PROBLEM TO WORK ON: Return each line of the records with nothing changed, pictures excepted.

(Dataset entries)
::::::

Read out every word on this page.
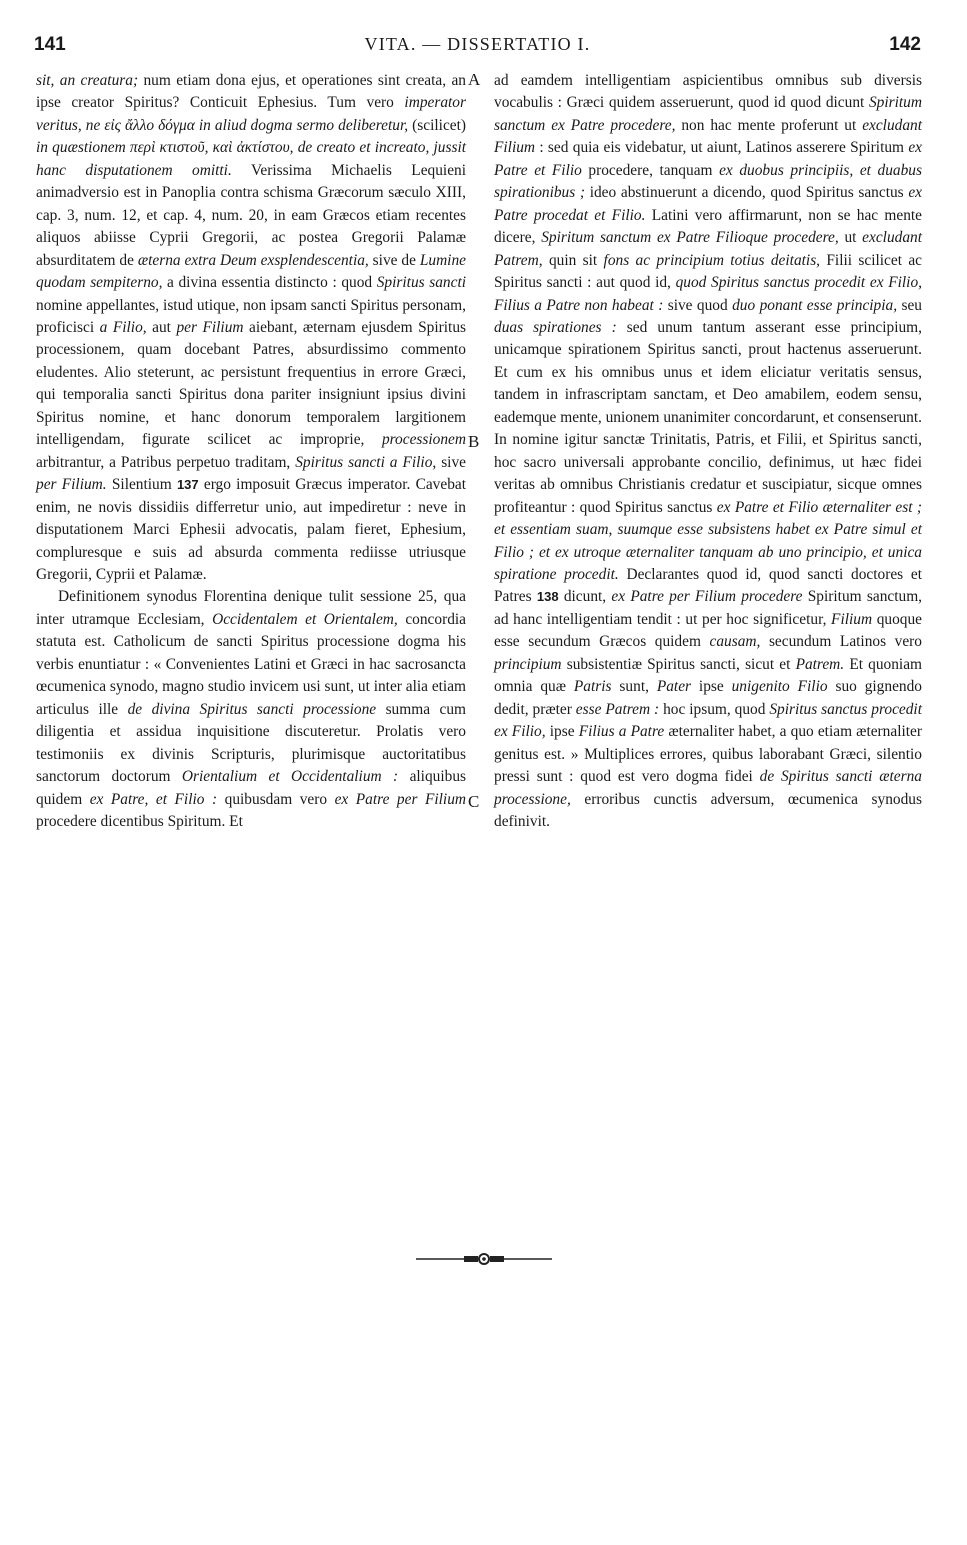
141	VITA. — DISSERTATIO I.	142
A
B
C

sit, an creatura; num etiam dona ejus, et operationes sint creata, an ipse creator Spiritus? Conticuit Ephesius. Tum vero imperator veritus, ne εἰς ἄλλο δόγμα in aliud dogma sermo deliberetur, (scilicet) in quæstionem περὶ κτιστοῦ, καὶ ἀκτίστου, de creato et increato, jussit hanc disputationem omitti. Verissima Michaelis Lequieni animadversio est in Panoplia contra schisma Græcorum sæculo XIII, cap. 3, num. 12, et cap. 4, num. 20, in eam Græcos etiam recentes aliquos abiisse Cyprii Gregorii, ac postea Gregorii Palamæ absurditatem de æterna extra Deum exsplendescentia, sive de Lumine quodam sempiterno, a divina essentia distincto : quod Spiritus sancti nomine appellantes, istud utique, non ipsam sancti Spiritus personam, proficisci a Filio, aut per Filium aiebant, æternam ejusdem Spiritus processionem, quam docebant Patres, absurdissimo commento eludentes. Alio steterunt, ac persistunt frequentius in errore Græci, qui temporalia sancti Spiritus dona pariter insigniunt ipsius divini Spiritus nomine, et hanc donorum temporalem largitionem intelligendam, figurate scilicet ac improprie, processionem arbitrantur, a Patribus perpetuo traditam, Spiritus sancti a Filio, sive per Filium. Silentium 137 ergo imposuit Græcus imperator. Cavebat enim, ne novis dissidiis differretur unio, aut impediretur : neve in disputationem Marci Ephesii advocatis, palam fieret, Ephesium, compluresque e suis ad absurda commenta rediisse utriusque Gregorii, Cyprii et Palamæ.

Definitionem synodus Florentina denique tulit sessione 25, qua inter utramque Ecclesiam, Occidentalem et Orientalem, concordia statuta est. Catholicum de sancti Spiritus processione dogma his verbis enuntiatur : « Convenientes Latini et Græci in hac sacrosancta œcumenica synodo, magno studio invicem usi sunt, ut inter alia etiam articulus ille de divina Spiritus sancti processione summa cum diligentia et assidua inquisitione discuteretur. Prolatis vero testimoniis ex divinis Scripturis, plurimisque auctoritatibus sanctorum doctorum Orientalium et Occidentalium : aliquibus quidem ex Patre, et Filio : quibusdam vero ex Patre per Filium procedere dicentibus Spiritum. Et

ad eamdem intelligentiam aspicientibus omnibus sub diversis vocabulis : Græci quidem asseruerunt, quod id quod dicunt Spiritum sanctum ex Patre procedere, non hac mente proferunt ut excludant Filium : sed quia eis videbatur, ut aiunt, Latinos asserere Spiritum ex Patre et Filio procedere, tanquam ex duobus principiis, et duabus spirationibus ; ideo abstinuerunt a dicendo, quod Spiritus sanctus ex Patre procedat et Filio. Latini vero affirmarunt, non se hac mente dicere, Spiritum sanctum ex Patre Filioque procedere, ut excludant Patrem, quin sit fons ac principium totius deitatis, Filii scilicet ac Spiritus sancti : aut quod id, quod Spiritus sanctus procedit ex Filio, Filius a Patre non habeat : sive quod duo ponant esse principia, seu duas spirationes : sed unum tantum asserant esse principium, unicamque spirationem Spiritus sancti, prout hactenus asseruerunt. Et cum ex his omnibus unus et idem eliciatur veritatis sensus, tandem in infrascriptam sanctam, et Deo amabilem, eodem sensu, eademque mente, unionem unanimiter concordarunt, et consenserunt. In nomine igitur sanctæ Trinitatis, Patris, et Filii, et Spiritus sancti, hoc sacro universali approbante concilio, definimus, ut hæc fidei veritas ab omnibus Christianis credatur et suscipiatur, sicque omnes profiteantur : quod Spiritus sanctus ex Patre et Filio æternaliter est ; et essentiam suam, suumque esse subsistens habet ex Patre simul et Filio ; et ex utroque æternaliter tanquam ab uno principio, et unica spiratione procedit. Declarantes quod id, quod sancti doctores et Patres 138 dicunt, ex Patre per Filium procedere Spiritum sanctum, ad hanc intelligentiam tendit : ut per hoc significetur, Filium quoque esse secundum Græcos quidem causam, secundum Latinos vero principium subsistentiæ Spiritus sancti, sicut et Patrem. Et quoniam omnia quæ Patris sunt, Pater ipse unigenito Filio suo gignendo dedit, præter esse Patrem : hoc ipsum, quod Spiritus sanctus procedit ex Filio, ipse Filius a Patre æternaliter habet, a quo etiam æternaliter genitus est. » Multiplices errores, quibus laborabant Græci, silentio pressi sunt : quod est vero dogma fidei de Spiritus sancti æterna processione, erroribus cunctis adversum, œcumenica synodus definivit.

::::::

EXERCISE OUTPUT:
Read out every word on this page.
141	VITA. — DISSERTATIO I.	142
A
B
C

sit, an creatura; num etiam dona ejus, et operationes sint creata, an ipse creator Spiritus? Conticuit Ephesius. Tum vero imperator veritus, ne εἰς ἄλλο δόγμα in aliud dogma sermo deliberetur, (scilicet) in quæstionem περὶ κτιστοῦ, καὶ ἀκτίστου, de creato et increato, jussit hanc disputationem omitti. Verissima Michaelis Lequieni animadversio est in Panoplia contra schisma Græcorum sæculo XIII, cap. 3, num. 12, et cap. 4, num. 20, in eam Græcos etiam recentes aliquos abiisse Cyprii Gregorii, ac postea Gregorii Palamæ absurditatem de æterna extra Deum exsplendescentia, sive de Lumine quodam sempiterno, a divina essentia distincto : quod Spiritus sancti nomine appellantes, istud utique, non ipsam sancti Spiritus personam, proficisci a Filio, aut per Filium aiebant, æternam ejusdem Spiritus processionem, quam docebant Patres, absurdissimo commento eludentes. Alio steterunt, ac persistunt frequentius in errore Græci, qui temporalia sancti Spiritus dona pariter insigniunt ipsius divini Spiritus nomine, et hanc donorum temporalem largitionem intelligendam, figurate scilicet ac improprie, processionem arbitrantur, a Patribus perpetuo traditam, Spiritus sancti a Filio, sive per Filium. Silentium 137 ergo imposuit Græcus imperator. Cavebat enim, ne novis dissidiis differretur unio, aut impediretur : neve in disputationem Marci Ephesii advocatis, palam fieret, Ephesium, compluresque e suis ad absurda commenta rediisse utriusque Gregorii, Cyprii et Palamæ.

Definitionem synodus Florentina denique tulit sessione 25, qua inter utramque Ecclesiam, Occidentalem et Orientalem, concordia statuta est. Catholicum de sancti Spiritus processione dogma his verbis enuntiatur : « Convenientes Latini et Græci in hac sacrosancta œcumenica synodo, magno studio invicem usi sunt, ut inter alia etiam articulus ille de divina Spiritus sancti processione summa cum diligentia et assidua inquisitione discuteretur. Prolatis vero testimoniis ex divinis Scripturis, plurimisque auctoritatibus sanctorum doctorum Orientalium et Occidentalium : aliquibus quidem ex Patre, et Filio : quibusdam vero ex Patre per Filium procedere dicentibus Spiritum. Et

ad eamdem intelligentiam aspicientibus omnibus sub diversis vocabulis : Græci quidem asseruerunt, quod id quod dicunt Spiritum sanctum ex Patre procedere, non hac mente proferunt ut excludant Filium : sed quia eis videbatur, ut aiunt, Latinos asserere Spiritum ex Patre et Filio procedere, tanquam ex duobus principiis, et duabus spirationibus ; ideo abstinuerunt a dicendo, quod Spiritus sanctus ex Patre procedat et Filio. Latini vero affirmarunt, non se hac mente dicere, Spiritum sanctum ex Patre Filioque procedere, ut excludant Patrem, quin sit fons ac principium totius deitatis, Filii scilicet ac Spiritus sancti : aut quod id, quod Spiritus sanctus procedit ex Filio, Filius a Patre non habeat : sive quod duo ponant esse principia, seu duas spirationes : sed unum tantum asserant esse principium, unicamque spirationem Spiritus sancti, prout hactenus asseruerunt. Et cum ex his omnibus unus et idem eliciatur veritatis sensus, tandem in infrascriptam sanctam, et Deo amabilem, eodem sensu, eademque mente, unionem unanimiter concordarunt, et consenserunt. In nomine igitur sanctæ Trinitatis, Patris, et Filii, et Spiritus sancti, hoc sacro universali approbante concilio, definimus, ut hæc fidei veritas ab omnibus Christianis credatur et suscipiatur, sicque omnes profiteantur : quod Spiritus sanctus ex Patre et Filio æternaliter est ; et essentiam suam, suumque esse subsistens habet ex Patre simul et Filio ; et ex utroque æternaliter tanquam ab uno principio, et unica spiratione procedit. Declarantes quod id, quod sancti doctores et Patres 138 dicunt, ex Patre per Filium procedere Spiritum sanctum, ad hanc intelligentiam tendit : ut per hoc significetur, Filium quoque esse secundum Græcos quidem causam, secundum Latinos vero principium subsistentiæ Spiritus sancti, sicut et Patrem. Et quoniam omnia quæ Patris sunt, Pater ipse unigenito Filio suo gignendo dedit, præter esse Patrem : hoc ipsum, quod Spiritus sanctus procedit ex Filio, ipse Filius a Patre æternaliter habet, a quo etiam æternaliter genitus est. » Multiplices errores, quibus laborabant Græci, silentio pressi sunt : quod est vero dogma fidei de Spiritus sancti æterna processione, erroribus cunctis adversum, œcumenica synodus definivit.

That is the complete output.